_Request_
Carry none of the pictures over; set down the material below exactly.

━━━ Data section ━━━

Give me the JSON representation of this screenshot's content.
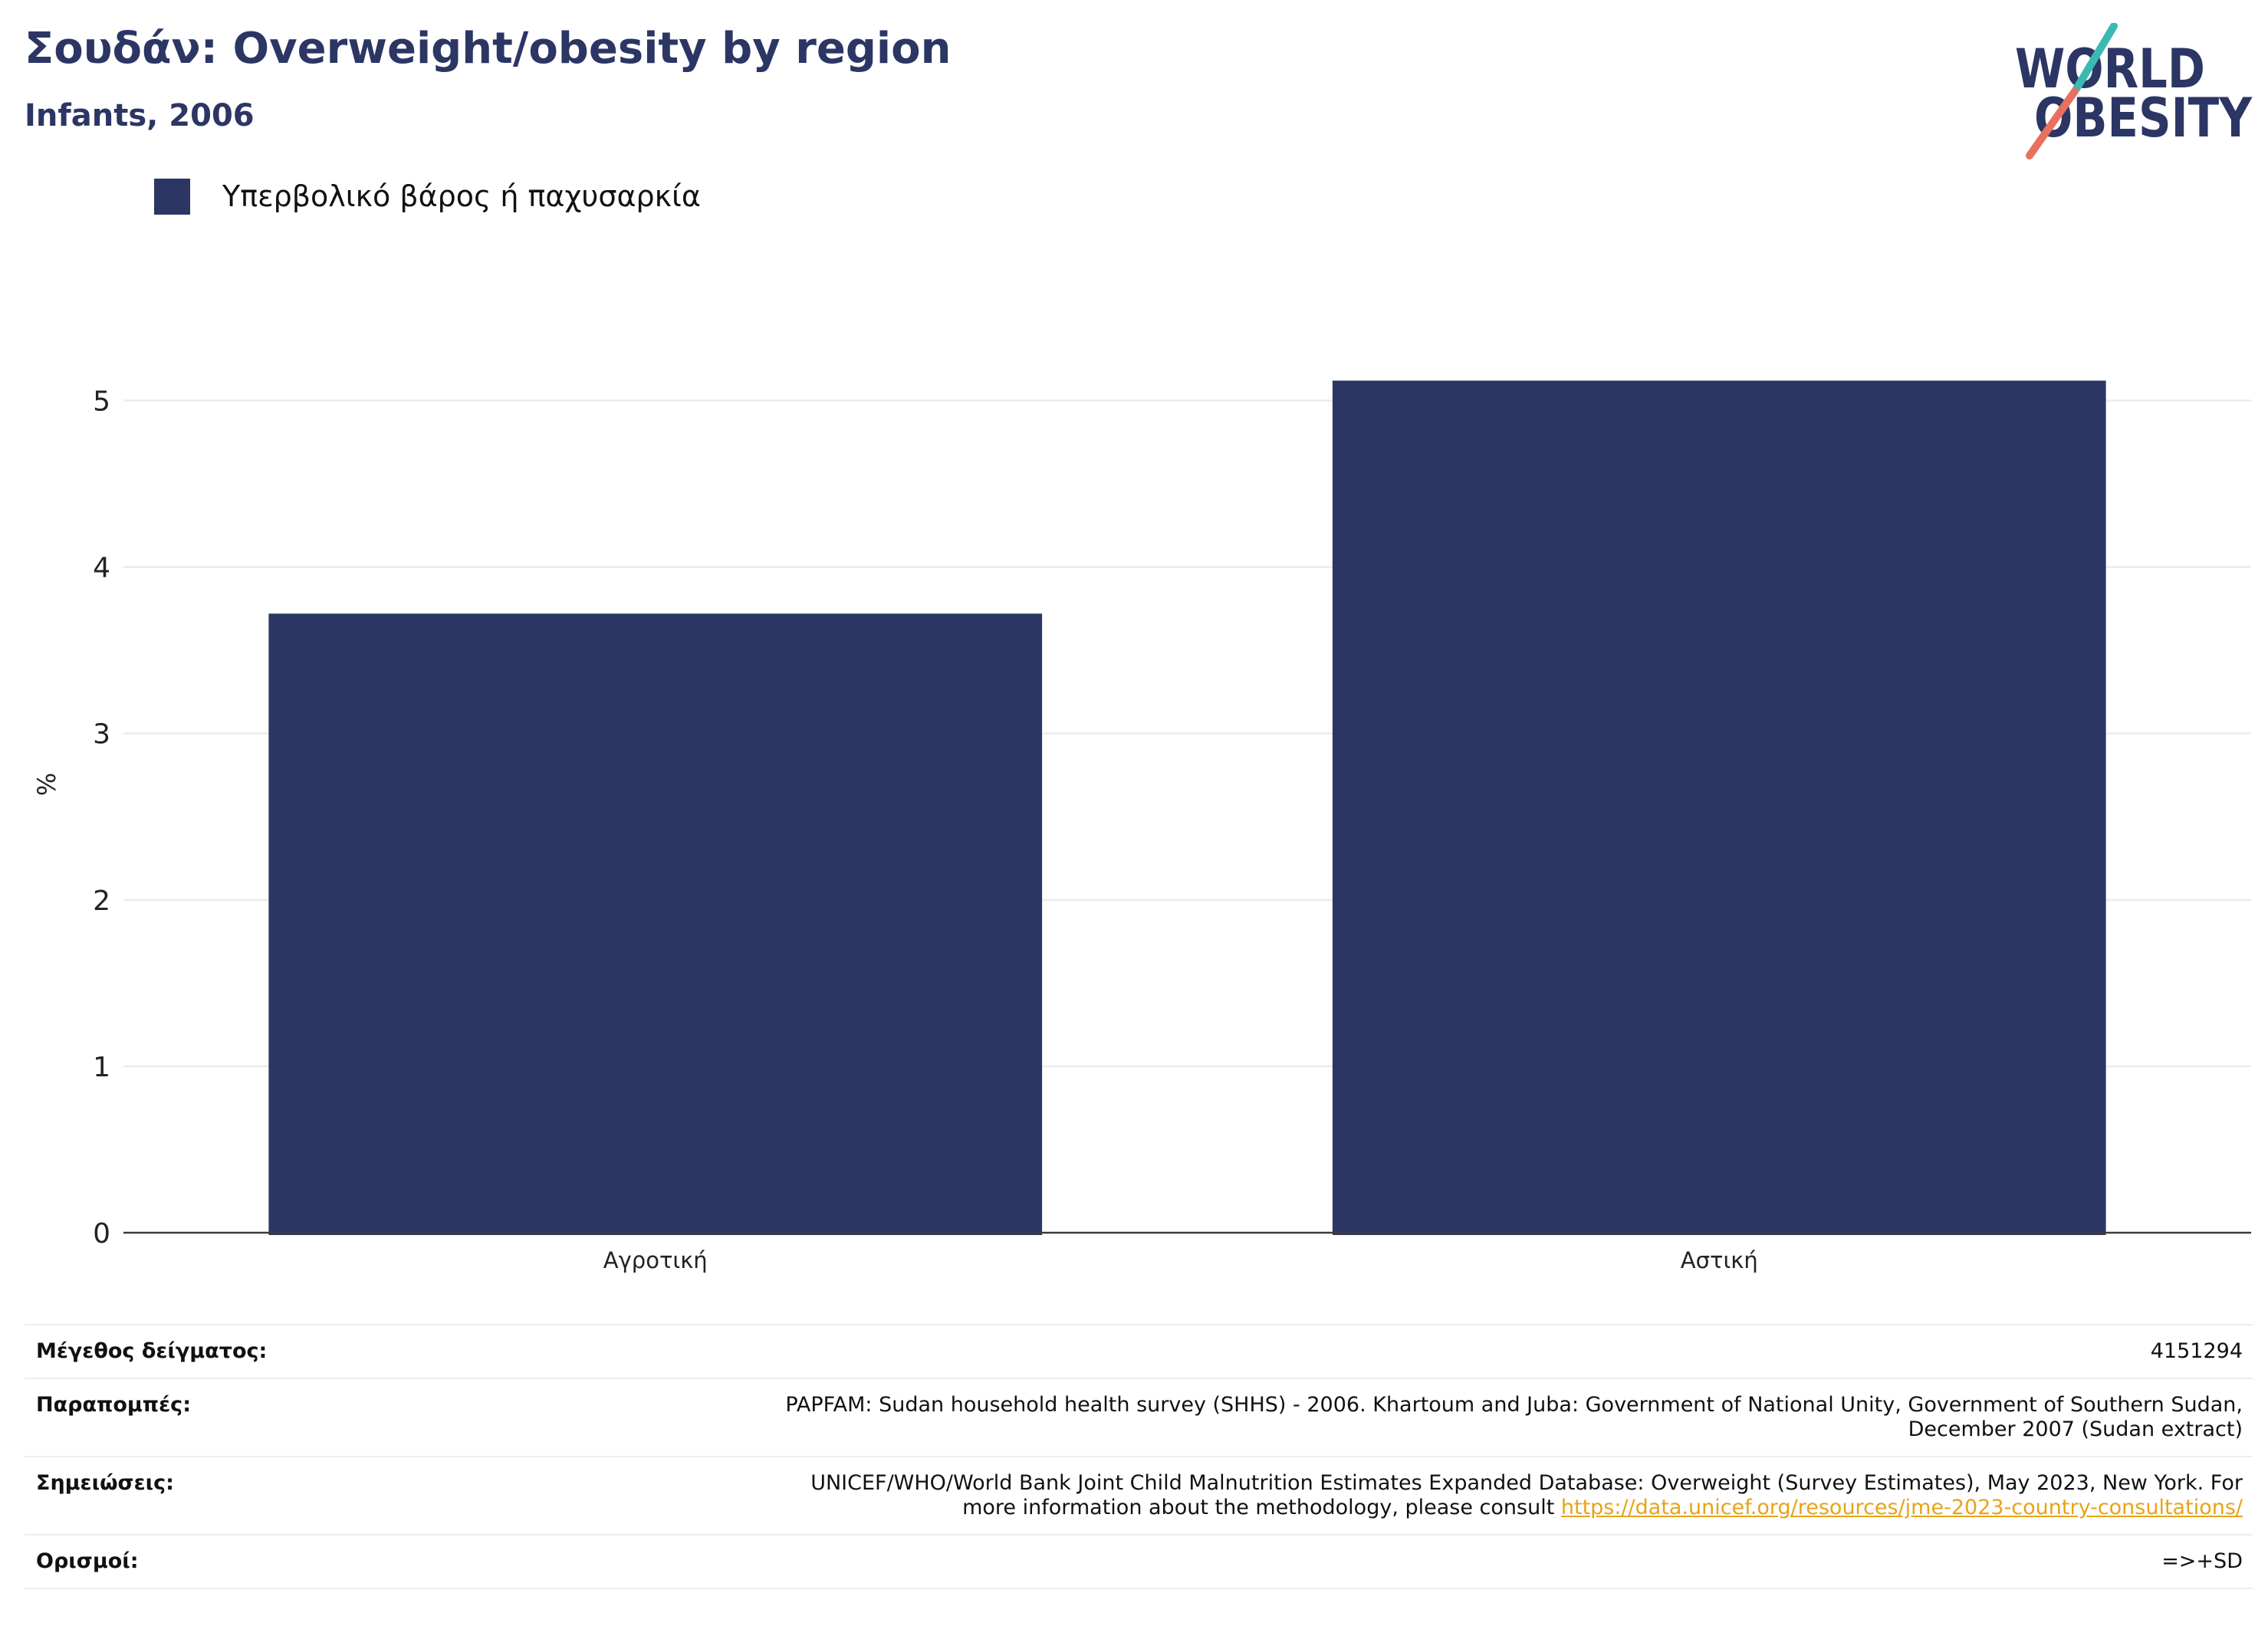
{
  "logo": {
    "line1": "WORLD",
    "line2": "OBESITY",
    "colors": {
      "text": "#2b3664",
      "slash_top": "#3bb9b3",
      "slash_bottom": "#e8705f"
    }
  },
  "chart_data": {
    "type": "bar",
    "title": "Σουδάν: Overweight/obesity by region",
    "subtitle": "Infants, 2006",
    "categories": [
      "Αγροτική",
      "Αστική"
    ],
    "series": [
      {
        "name": "Υπερβολικό βάρος ή παχυσαρκία",
        "values": [
          3.72,
          5.12
        ],
        "color": "#2b3664"
      }
    ],
    "xlabel": "",
    "ylabel": "%",
    "ylim": [
      0,
      5.5
    ],
    "yticks": [
      0,
      1,
      2,
      3,
      4,
      5
    ],
    "grid": true,
    "legend": "top-left"
  },
  "footer": {
    "rows": [
      {
        "label": "Μέγεθος δείγματος:",
        "value_lines": [
          "4151294"
        ]
      },
      {
        "label": "Παραπομπές:",
        "value_lines": [
          "PAPFAM: Sudan household health survey (SHHS) - 2006. Khartoum and Juba: Government of National Unity, Government of Southern Sudan,",
          "December 2007 (Sudan extract)"
        ]
      },
      {
        "label": "Σημειώσεις:",
        "value_lines": [
          "UNICEF/WHO/World Bank Joint Child Malnutrition Estimates Expanded Database: Overweight (Survey Estimates), May 2023, New York. For",
          "more information about the methodology, please consult"
        ],
        "link": "https://data.unicef.org/resources/jme-2023-country-consultations/"
      },
      {
        "label": "Ορισμοί:",
        "value_lines": [
          "=>+SD"
        ]
      }
    ]
  },
  "colors": {
    "link": "#e8a317",
    "grid": "#ebebf0",
    "axis": "#3c3c3c",
    "title": "#2b3664"
  }
}
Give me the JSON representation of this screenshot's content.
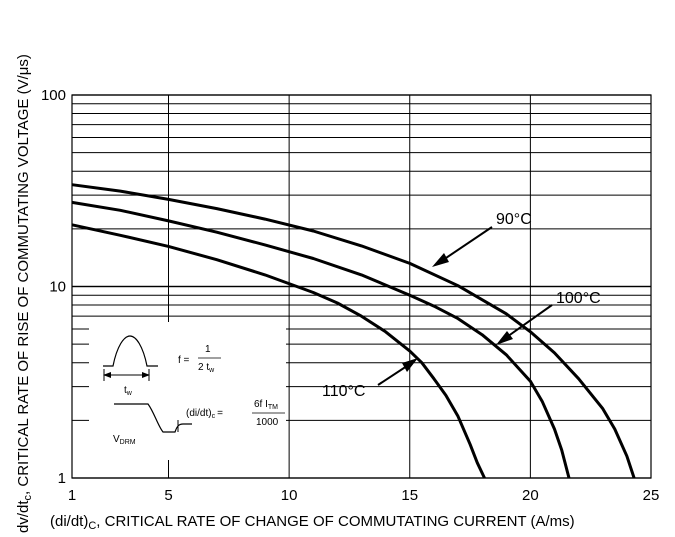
{
  "chart_data": {
    "type": "line",
    "title": "",
    "xlabel_parts": {
      "pre": "(di/dt)",
      "sub": "C",
      "post": ", CRITICAL RATE OF CHANGE OF COMMUTATING CURRENT (A/ms)"
    },
    "ylabel_parts": {
      "pre": "dv/dt",
      "sub": "c",
      "post": ", CRITICAL RATE OF RISE OF COMMUTATING VOLTAGE (V/μs)"
    },
    "x_scale": "linear",
    "y_scale": "log",
    "xlim": [
      1,
      25
    ],
    "ylim": [
      1,
      100
    ],
    "x_ticks": [
      "1",
      "5",
      "10",
      "15",
      "20",
      "25"
    ],
    "y_ticks": [
      "1",
      "10",
      "100"
    ],
    "grid": true,
    "series": [
      {
        "name": "90°C",
        "x": [
          1,
          3,
          5,
          7,
          9,
          11,
          13,
          15,
          17,
          19,
          20,
          21,
          22,
          23,
          23.5,
          24,
          24.3
        ],
        "y": [
          34,
          31.5,
          28.5,
          25.5,
          22.5,
          19.5,
          16.3,
          13.2,
          10.1,
          7.2,
          5.8,
          4.5,
          3.3,
          2.3,
          1.8,
          1.3,
          1
        ]
      },
      {
        "name": "100°C",
        "x": [
          1,
          3,
          5,
          7,
          9,
          11,
          13,
          15,
          16,
          17,
          18,
          19,
          20,
          20.5,
          21,
          21.3,
          21.6
        ],
        "y": [
          27.5,
          25,
          22,
          19.2,
          16.5,
          14,
          11.5,
          9,
          7.9,
          6.8,
          5.6,
          4.4,
          3.2,
          2.5,
          1.8,
          1.4,
          1
        ]
      },
      {
        "name": "110°C",
        "x": [
          1,
          3,
          5,
          7,
          9,
          11,
          12,
          13,
          14,
          15,
          15.5,
          16,
          16.5,
          17,
          17.5,
          17.8,
          18.1
        ],
        "y": [
          21,
          18.5,
          16.2,
          13.8,
          11.5,
          9.3,
          8.2,
          7,
          5.8,
          4.6,
          4.0,
          3.3,
          2.7,
          2.1,
          1.5,
          1.2,
          1
        ]
      }
    ],
    "inset": {
      "pulse_label": "t",
      "pulse_label_sub": "w",
      "freq_lhs": "f =",
      "freq_num": "1",
      "freq_den_pre": "2 t",
      "freq_den_sub": "w",
      "vdrm_pre": "V",
      "vdrm_sub": "DRM",
      "didt_pre": "(di/dt)",
      "didt_sub": "c",
      "didt_eq": "=",
      "didt_num_pre": "6f I",
      "didt_num_sub": "TM",
      "didt_den": "1000"
    }
  }
}
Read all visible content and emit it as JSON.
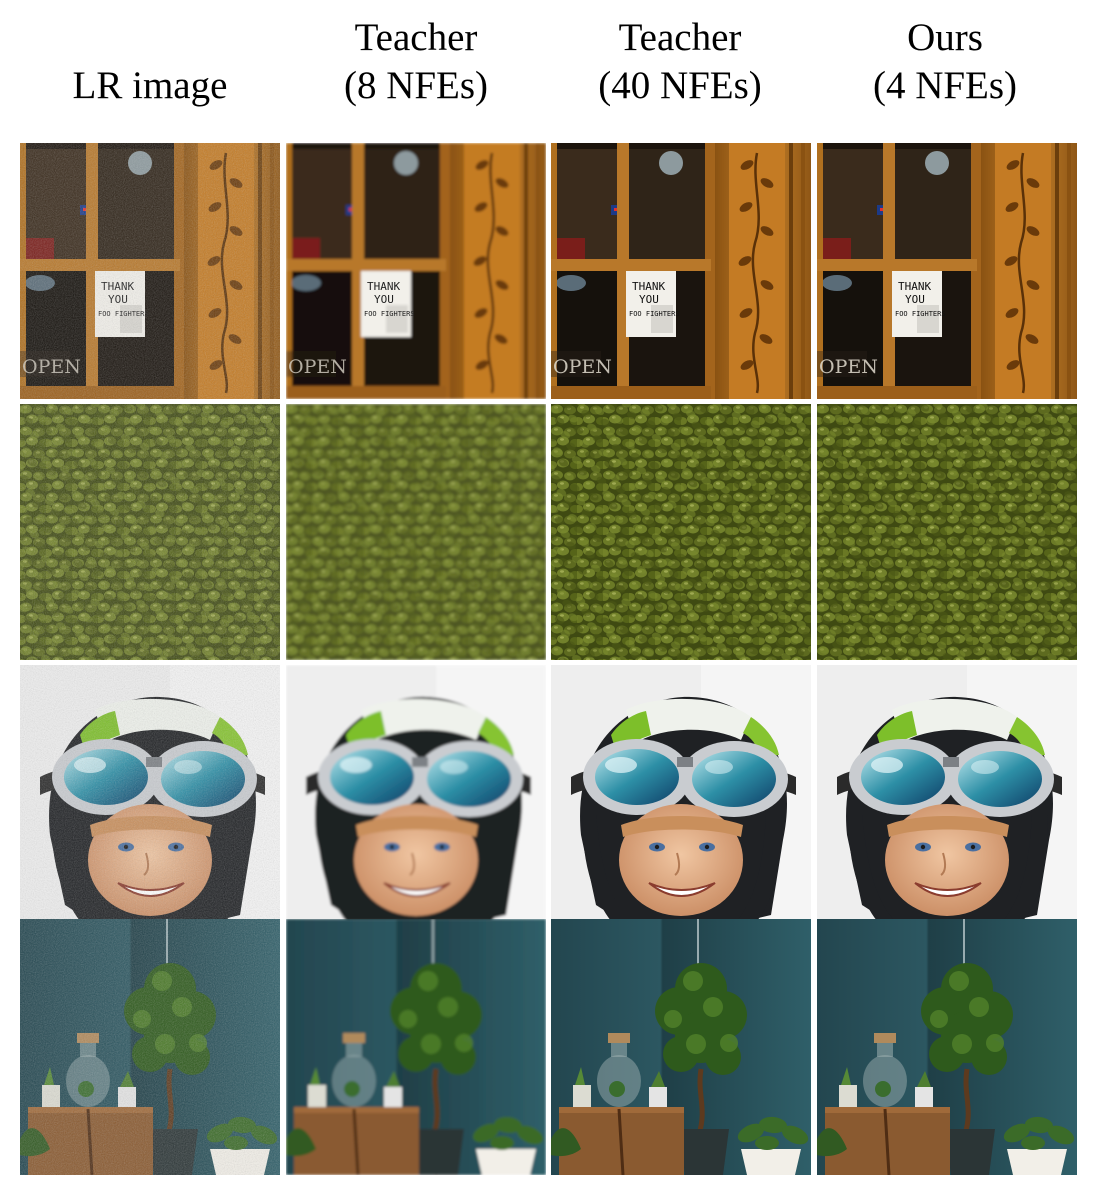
{
  "columns": [
    {
      "lines": [
        "LR image"
      ]
    },
    {
      "lines": [
        "Teacher",
        "(8 NFEs)"
      ]
    },
    {
      "lines": [
        "Teacher",
        "(40 NFEs)"
      ]
    },
    {
      "lines": [
        "Ours",
        "(4 NFEs)"
      ]
    }
  ],
  "sign": {
    "line1": "THANK",
    "line2": "YOU",
    "line3": "FOO FIGHTERS",
    "door": "OPEN"
  },
  "rows": [
    "storefront-door",
    "mung-beans",
    "child-in-helmet",
    "houseplants"
  ]
}
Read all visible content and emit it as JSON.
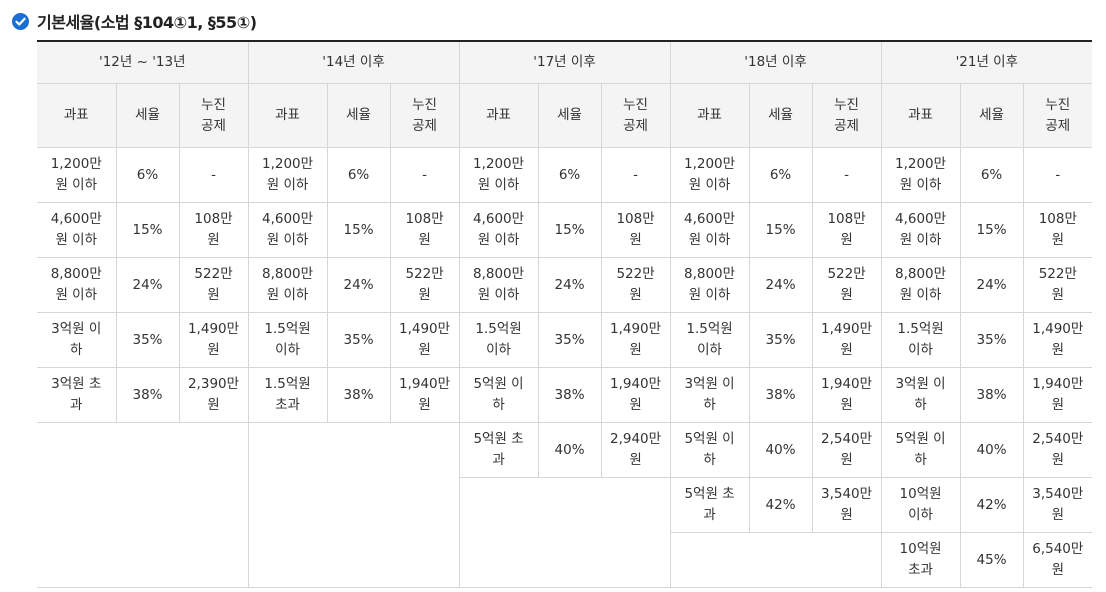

━━━

_Answer to this problem_
Give me the JSON representation of this screenshot's content.
{
  "logo": {
    "line1": "WORLD",
    "line2": "OBESITY",
    "colors": {
      "text": "#2b3664",
      "slash_top": "#3bb9b3",
      "slash_bottom": "#e8705f"
    }
  },
  "chart_data": {
    "type": "bar",
    "title": "Σουδάν: Overweight/obesity by region",
    "subtitle": "Infants, 2006",
    "categories": [
      "Αγροτική",
      "Αστική"
    ],
    "series": [
      {
        "name": "Υπερβολικό βάρος ή παχυσαρκία",
        "values": [
          3.72,
          5.12
        ],
        "color": "#2b3664"
      }
    ],
    "xlabel": "",
    "ylabel": "%",
    "ylim": [
      0,
      5.5
    ],
    "yticks": [
      0,
      1,
      2,
      3,
      4,
      5
    ],
    "grid": true,
    "legend": "top-left"
  },
  "footer": {
    "rows": [
      {
        "label": "Μέγεθος δείγματος:",
        "value_lines": [
          "4151294"
        ]
      },
      {
        "label": "Παραπομπές:",
        "value_lines": [
          "PAPFAM: Sudan household health survey (SHHS) - 2006. Khartoum and Juba: Government of National Unity, Government of Southern Sudan,",
          "December 2007 (Sudan extract)"
        ]
      },
      {
        "label": "Σημειώσεις:",
        "value_lines": [
          "UNICEF/WHO/World Bank Joint Child Malnutrition Estimates Expanded Database: Overweight (Survey Estimates), May 2023, New York. For",
          "more information about the methodology, please consult"
        ],
        "link": "https://data.unicef.org/resources/jme-2023-country-consultations/"
      },
      {
        "label": "Ορισμοί:",
        "value_lines": [
          "=>+SD"
        ]
      }
    ]
  },
  "colors": {
    "link": "#e8a317",
    "grid": "#ebebf0",
    "axis": "#3c3c3c",
    "title": "#2b3664"
  }
}
Give me the JSON representation of this screenshot's content.
{
  "chart_data": {
    "type": "line",
    "title": "",
    "xlabel_parts": {
      "pre": "(di/dt)",
      "sub": "C",
      "post": ", CRITICAL RATE OF CHANGE OF COMMUTATING CURRENT (A/ms)"
    },
    "ylabel_parts": {
      "pre": "dv/dt",
      "sub": "c",
      "post": ", CRITICAL RATE OF RISE OF COMMUTATING VOLTAGE (V/μs)"
    },
    "x_scale": "linear",
    "y_scale": "log",
    "xlim": [
      1,
      25
    ],
    "ylim": [
      1,
      100
    ],
    "x_ticks": [
      "1",
      "5",
      "10",
      "15",
      "20",
      "25"
    ],
    "y_ticks": [
      "1",
      "10",
      "100"
    ],
    "grid": true,
    "series": [
      {
        "name": "90°C",
        "x": [
          1,
          3,
          5,
          7,
          9,
          11,
          13,
          15,
          17,
          19,
          20,
          21,
          22,
          23,
          23.5,
          24,
          24.3
        ],
        "y": [
          34,
          31.5,
          28.5,
          25.5,
          22.5,
          19.5,
          16.3,
          13.2,
          10.1,
          7.2,
          5.8,
          4.5,
          3.3,
          2.3,
          1.8,
          1.3,
          1
        ]
      },
      {
        "name": "100°C",
        "x": [
          1,
          3,
          5,
          7,
          9,
          11,
          13,
          15,
          16,
          17,
          18,
          19,
          20,
          20.5,
          21,
          21.3,
          21.6
        ],
        "y": [
          27.5,
          25,
          22,
          19.2,
          16.5,
          14,
          11.5,
          9,
          7.9,
          6.8,
          5.6,
          4.4,
          3.2,
          2.5,
          1.8,
          1.4,
          1
        ]
      },
      {
        "name": "110°C",
        "x": [
          1,
          3,
          5,
          7,
          9,
          11,
          12,
          13,
          14,
          15,
          15.5,
          16,
          16.5,
          17,
          17.5,
          17.8,
          18.1
        ],
        "y": [
          21,
          18.5,
          16.2,
          13.8,
          11.5,
          9.3,
          8.2,
          7,
          5.8,
          4.6,
          4.0,
          3.3,
          2.7,
          2.1,
          1.5,
          1.2,
          1
        ]
      }
    ],
    "inset": {
      "pulse_label": "t",
      "pulse_label_sub": "w",
      "freq_lhs": "f =",
      "freq_num": "1",
      "freq_den_pre": "2 t",
      "freq_den_sub": "w",
      "vdrm_pre": "V",
      "vdrm_sub": "DRM",
      "didt_pre": "(di/dt)",
      "didt_sub": "c",
      "didt_eq": "=",
      "didt_num_pre": "6f I",
      "didt_num_sub": "TM",
      "didt_den": "1000"
    }
  }
}
Read all visible content and emit it as JSON.
{
  "columns": [
    {
      "lines": [
        "LR image"
      ]
    },
    {
      "lines": [
        "Teacher",
        "(8 NFEs)"
      ]
    },
    {
      "lines": [
        "Teacher",
        "(40 NFEs)"
      ]
    },
    {
      "lines": [
        "Ours",
        "(4 NFEs)"
      ]
    }
  ],
  "sign": {
    "line1": "THANK",
    "line2": "YOU",
    "line3": "FOO FIGHTERS",
    "door": "OPEN"
  },
  "rows": [
    "storefront-door",
    "mung-beans",
    "child-in-helmet",
    "houseplants"
  ]
}
Read all visible content and emit it as JSON.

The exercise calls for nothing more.